## Start Material shown

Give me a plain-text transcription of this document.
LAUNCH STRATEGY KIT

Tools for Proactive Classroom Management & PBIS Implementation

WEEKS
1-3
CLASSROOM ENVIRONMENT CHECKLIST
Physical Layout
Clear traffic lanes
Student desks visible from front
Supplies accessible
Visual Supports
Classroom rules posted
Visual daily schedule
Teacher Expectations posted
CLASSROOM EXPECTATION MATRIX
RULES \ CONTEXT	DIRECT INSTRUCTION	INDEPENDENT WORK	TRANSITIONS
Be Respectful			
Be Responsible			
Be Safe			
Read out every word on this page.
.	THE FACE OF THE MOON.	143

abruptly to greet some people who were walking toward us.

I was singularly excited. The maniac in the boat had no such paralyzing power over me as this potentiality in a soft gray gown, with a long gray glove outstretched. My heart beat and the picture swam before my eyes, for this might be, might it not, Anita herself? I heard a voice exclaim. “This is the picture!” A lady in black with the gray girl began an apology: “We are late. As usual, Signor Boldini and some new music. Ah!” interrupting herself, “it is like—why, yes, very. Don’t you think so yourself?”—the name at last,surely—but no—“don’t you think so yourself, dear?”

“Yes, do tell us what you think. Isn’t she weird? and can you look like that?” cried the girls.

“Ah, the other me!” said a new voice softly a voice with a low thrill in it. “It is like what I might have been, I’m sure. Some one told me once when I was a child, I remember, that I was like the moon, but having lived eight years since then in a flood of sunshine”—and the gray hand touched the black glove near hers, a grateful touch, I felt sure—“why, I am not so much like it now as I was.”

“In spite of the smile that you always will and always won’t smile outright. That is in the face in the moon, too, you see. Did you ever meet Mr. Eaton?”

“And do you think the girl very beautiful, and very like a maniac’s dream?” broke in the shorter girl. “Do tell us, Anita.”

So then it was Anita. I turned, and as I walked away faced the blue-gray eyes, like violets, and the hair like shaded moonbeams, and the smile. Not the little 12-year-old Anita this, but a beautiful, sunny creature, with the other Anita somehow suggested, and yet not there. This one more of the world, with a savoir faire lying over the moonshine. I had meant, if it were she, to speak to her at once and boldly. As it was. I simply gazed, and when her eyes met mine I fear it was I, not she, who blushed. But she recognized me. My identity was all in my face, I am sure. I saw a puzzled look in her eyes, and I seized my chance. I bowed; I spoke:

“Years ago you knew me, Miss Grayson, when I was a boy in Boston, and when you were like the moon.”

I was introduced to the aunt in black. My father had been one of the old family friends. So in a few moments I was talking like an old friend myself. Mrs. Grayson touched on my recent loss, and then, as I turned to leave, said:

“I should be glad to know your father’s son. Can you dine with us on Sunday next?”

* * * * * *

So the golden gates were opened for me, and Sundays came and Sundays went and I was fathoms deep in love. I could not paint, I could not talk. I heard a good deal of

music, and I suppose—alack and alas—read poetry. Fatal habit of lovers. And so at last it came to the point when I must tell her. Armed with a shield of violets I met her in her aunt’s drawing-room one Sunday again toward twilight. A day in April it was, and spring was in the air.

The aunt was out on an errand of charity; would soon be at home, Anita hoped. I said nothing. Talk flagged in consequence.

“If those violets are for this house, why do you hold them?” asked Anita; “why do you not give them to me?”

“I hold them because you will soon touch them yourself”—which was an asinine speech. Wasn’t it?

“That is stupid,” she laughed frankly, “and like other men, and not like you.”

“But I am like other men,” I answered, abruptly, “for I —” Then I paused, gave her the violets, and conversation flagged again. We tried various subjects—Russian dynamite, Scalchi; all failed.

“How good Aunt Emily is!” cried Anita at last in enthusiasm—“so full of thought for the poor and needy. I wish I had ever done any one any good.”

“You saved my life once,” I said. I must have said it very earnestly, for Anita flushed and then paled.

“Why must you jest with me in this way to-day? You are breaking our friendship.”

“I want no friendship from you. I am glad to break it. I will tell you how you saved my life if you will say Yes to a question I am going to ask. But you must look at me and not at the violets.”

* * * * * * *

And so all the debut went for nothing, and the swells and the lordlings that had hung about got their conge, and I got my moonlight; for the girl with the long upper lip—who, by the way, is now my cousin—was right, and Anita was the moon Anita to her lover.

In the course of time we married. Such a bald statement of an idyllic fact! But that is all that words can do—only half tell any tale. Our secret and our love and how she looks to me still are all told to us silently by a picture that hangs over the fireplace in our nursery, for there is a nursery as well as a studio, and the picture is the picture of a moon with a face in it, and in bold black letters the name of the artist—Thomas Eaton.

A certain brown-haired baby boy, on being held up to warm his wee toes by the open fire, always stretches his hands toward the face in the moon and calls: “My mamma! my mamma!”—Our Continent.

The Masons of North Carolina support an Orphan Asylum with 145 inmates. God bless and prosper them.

## End Material shown

Prompt: Nothing should be changed: write out all of the data as is.

Solved problem:
Give me a plain-text transcription of this document.
LAUNCH STRATEGY KIT

Tools for Proactive Classroom Management & PBIS Implementation

WEEKS
1-3
CLASSROOM ENVIRONMENT CHECKLIST
Physical Layout
Clear traffic lanes
Student desks visible from front
Supplies accessible
Visual Supports
Classroom rules posted
Visual daily schedule
Teacher Expectations posted
CLASSROOM EXPECTATION MATRIX
RULES \ CONTEXT	DIRECT INSTRUCTION	INDEPENDENT WORK	TRANSITIONS
Be Respectful			
Be Responsible			
Be Safe			
Read out every word on this page.
.	THE FACE OF THE MOON.	143

abruptly to greet some people who were walking toward us.

I was singularly excited. The maniac in the boat had no such paralyzing power over me as this potentiality in a soft gray gown, with a long gray glove outstretched. My heart beat and the picture swam before my eyes, for this might be, might it not, Anita herself? I heard a voice exclaim. “This is the picture!” A lady in black with the gray girl began an apology: “We are late. As usual, Signor Boldini and some new music. Ah!” interrupting herself, “it is like—why, yes, very. Don’t you think so yourself?”—the name at last,surely—but no—“don’t you think so yourself, dear?”

“Yes, do tell us what you think. Isn’t she weird? and can you look like that?” cried the girls.

“Ah, the other me!” said a new voice softly a voice with a low thrill in it. “It is like what I might have been, I’m sure. Some one told me once when I was a child, I remember, that I was like the moon, but having lived eight years since then in a flood of sunshine”—and the gray hand touched the black glove near hers, a grateful touch, I felt sure—“why, I am not so much like it now as I was.”

“In spite of the smile that you always will and always won’t smile outright. That is in the face in the moon, too, you see. Did you ever meet Mr. Eaton?”

“And do you think the girl very beautiful, and very like a maniac’s dream?” broke in the shorter girl. “Do tell us, Anita.”

So then it was Anita. I turned, and as I walked away faced the blue-gray eyes, like violets, and the hair like shaded moonbeams, and the smile. Not the little 12-year-old Anita this, but a beautiful, sunny creature, with the other Anita somehow suggested, and yet not there. This one more of the world, with a savoir faire lying over the moonshine. I had meant, if it were she, to speak to her at once and boldly. As it was. I simply gazed, and when her eyes met mine I fear it was I, not she, who blushed. But she recognized me. My identity was all in my face, I am sure. I saw a puzzled look in her eyes, and I seized my chance. I bowed; I spoke:

“Years ago you knew me, Miss Grayson, when I was a boy in Boston, and when you were like the moon.”

I was introduced to the aunt in black. My father had been one of the old family friends. So in a few moments I was talking like an old friend myself. Mrs. Grayson touched on my recent loss, and then, as I turned to leave, said:

“I should be glad to know your father’s son. Can you dine with us on Sunday next?”

* * * * * *

So the golden gates were opened for me, and Sundays came and Sundays went and I was fathoms deep in love. I could not paint, I could not talk. I heard a good deal of

music, and I suppose—alack and alas—read poetry. Fatal habit of lovers. And so at last it came to the point when I must tell her. Armed with a shield of violets I met her in her aunt’s drawing-room one Sunday again toward twilight. A day in April it was, and spring was in the air.

The aunt was out on an errand of charity; would soon be at home, Anita hoped. I said nothing. Talk flagged in consequence.

“If those violets are for this house, why do you hold them?” asked Anita; “why do you not give them to me?”

“I hold them because you will soon touch them yourself”—which was an asinine speech. Wasn’t it?

“That is stupid,” she laughed frankly, “and like other men, and not like you.”

“But I am like other men,” I answered, abruptly, “for I —” Then I paused, gave her the violets, and conversation flagged again. We tried various subjects—Russian dynamite, Scalchi; all failed.

“How good Aunt Emily is!” cried Anita at last in enthusiasm—“so full of thought for the poor and needy. I wish I had ever done any one any good.”

“You saved my life once,” I said. I must have said it very earnestly, for Anita flushed and then paled.

“Why must you jest with me in this way to-day? You are breaking our friendship.”

“I want no friendship from you. I am glad to break it. I will tell you how you saved my life if you will say Yes to a question I am going to ask. But you must look at me and not at the violets.”

* * * * * * *

And so all the debut went for nothing, and the swells and the lordlings that had hung about got their conge, and I got my moonlight; for the girl with the long upper lip—who, by the way, is now my cousin—was right, and Anita was the moon Anita to her lover.

In the course of time we married. Such a bald statement of an idyllic fact! But that is all that words can do—only half tell any tale. Our secret and our love and how she looks to me still are all told to us silently by a picture that hangs over the fireplace in our nursery, for there is a nursery as well as a studio, and the picture is the picture of a moon with a face in it, and in bold black letters the name of the artist—Thomas Eaton.

A certain brown-haired baby boy, on being held up to warm his wee toes by the open fire, always stretches his hands toward the face in the moon and calls: “My mamma! my mamma!”—Our Continent.

The Masons of North Carolina support an Orphan Asylum with 145 inmates. God bless and prosper them.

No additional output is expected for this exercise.